- **Stored items from a collection**
○ ○ ○
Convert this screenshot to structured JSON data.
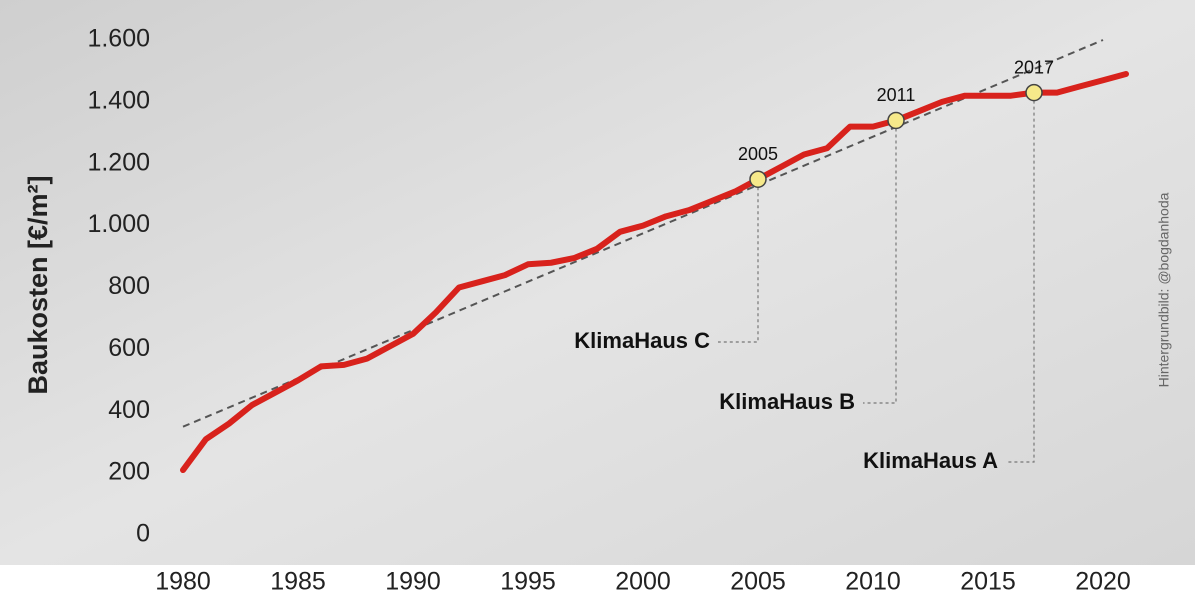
{
  "chart_data": {
    "type": "line",
    "y_label": "Baukosten [€/m²]",
    "credit": "Hintergrundbild: @bogdanhoda",
    "xlim": [
      1978.5,
      2023.5
    ],
    "ylim": [
      -110,
      1680
    ],
    "xticks": [
      1980,
      1985,
      1990,
      1995,
      2000,
      2005,
      2010,
      2015,
      2020
    ],
    "yticks": [
      {
        "value": 0,
        "label": "0"
      },
      {
        "value": 200,
        "label": "200"
      },
      {
        "value": 400,
        "label": "400"
      },
      {
        "value": 600,
        "label": "600"
      },
      {
        "value": 800,
        "label": "800"
      },
      {
        "value": 1000,
        "label": "1.000"
      },
      {
        "value": 1200,
        "label": "1.200"
      },
      {
        "value": 1400,
        "label": "1.400"
      },
      {
        "value": 1600,
        "label": "1.600"
      }
    ],
    "series": [
      {
        "color": "#d8221c",
        "x": [
          1980,
          1981,
          1982,
          1983,
          1984,
          1985,
          1986,
          1987,
          1988,
          1989,
          1990,
          1991,
          1992,
          1993,
          1994,
          1995,
          1996,
          1997,
          1998,
          1999,
          2000,
          2001,
          2002,
          2003,
          2004,
          2005,
          2006,
          2007,
          2008,
          2009,
          2010,
          2011,
          2012,
          2013,
          2014,
          2015,
          2016,
          2017,
          2018,
          2019,
          2020,
          2021
        ],
        "values": [
          210,
          310,
          360,
          420,
          460,
          500,
          545,
          550,
          570,
          610,
          650,
          720,
          800,
          820,
          840,
          875,
          880,
          895,
          925,
          980,
          1000,
          1030,
          1050,
          1080,
          1110,
          1150,
          1190,
          1230,
          1250,
          1320,
          1320,
          1340,
          1370,
          1400,
          1420,
          1420,
          1420,
          1430,
          1430,
          1450,
          1470,
          1490
        ]
      }
    ],
    "trend": {
      "color": "#555555",
      "x": [
        1980,
        2020
      ],
      "values": [
        350,
        1600
      ]
    },
    "markers": [
      {
        "label": "2005",
        "x": 2005,
        "value": 1150,
        "note": "KlimaHaus C"
      },
      {
        "label": "2011",
        "x": 2011,
        "value": 1340,
        "note": "KlimaHaus B"
      },
      {
        "label": "2017",
        "x": 2017,
        "value": 1430,
        "note": "KlimaHaus A"
      }
    ]
  }
}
○ ○ ○
- **What to produce**
Reproduce every line exactly and omit all pictures.

- **Written response**
Convert this screenshot to structured JSON data.
{
  "chart_data": {
    "type": "line",
    "y_label": "Baukosten [€/m²]",
    "credit": "Hintergrundbild: @bogdanhoda",
    "xlim": [
      1978.5,
      2023.5
    ],
    "ylim": [
      -110,
      1680
    ],
    "xticks": [
      1980,
      1985,
      1990,
      1995,
      2000,
      2005,
      2010,
      2015,
      2020
    ],
    "yticks": [
      {
        "value": 0,
        "label": "0"
      },
      {
        "value": 200,
        "label": "200"
      },
      {
        "value": 400,
        "label": "400"
      },
      {
        "value": 600,
        "label": "600"
      },
      {
        "value": 800,
        "label": "800"
      },
      {
        "value": 1000,
        "label": "1.000"
      },
      {
        "value": 1200,
        "label": "1.200"
      },
      {
        "value": 1400,
        "label": "1.400"
      },
      {
        "value": 1600,
        "label": "1.600"
      }
    ],
    "series": [
      {
        "color": "#d8221c",
        "x": [
          1980,
          1981,
          1982,
          1983,
          1984,
          1985,
          1986,
          1987,
          1988,
          1989,
          1990,
          1991,
          1992,
          1993,
          1994,
          1995,
          1996,
          1997,
          1998,
          1999,
          2000,
          2001,
          2002,
          2003,
          2004,
          2005,
          2006,
          2007,
          2008,
          2009,
          2010,
          2011,
          2012,
          2013,
          2014,
          2015,
          2016,
          2017,
          2018,
          2019,
          2020,
          2021
        ],
        "values": [
          210,
          310,
          360,
          420,
          460,
          500,
          545,
          550,
          570,
          610,
          650,
          720,
          800,
          820,
          840,
          875,
          880,
          895,
          925,
          980,
          1000,
          1030,
          1050,
          1080,
          1110,
          1150,
          1190,
          1230,
          1250,
          1320,
          1320,
          1340,
          1370,
          1400,
          1420,
          1420,
          1420,
          1430,
          1430,
          1450,
          1470,
          1490
        ]
      }
    ],
    "trend": {
      "color": "#555555",
      "x": [
        1980,
        2020
      ],
      "values": [
        350,
        1600
      ]
    },
    "markers": [
      {
        "label": "2005",
        "x": 2005,
        "value": 1150,
        "note": "KlimaHaus C"
      },
      {
        "label": "2011",
        "x": 2011,
        "value": 1340,
        "note": "KlimaHaus B"
      },
      {
        "label": "2017",
        "x": 2017,
        "value": 1430,
        "note": "KlimaHaus A"
      }
    ]
  }
}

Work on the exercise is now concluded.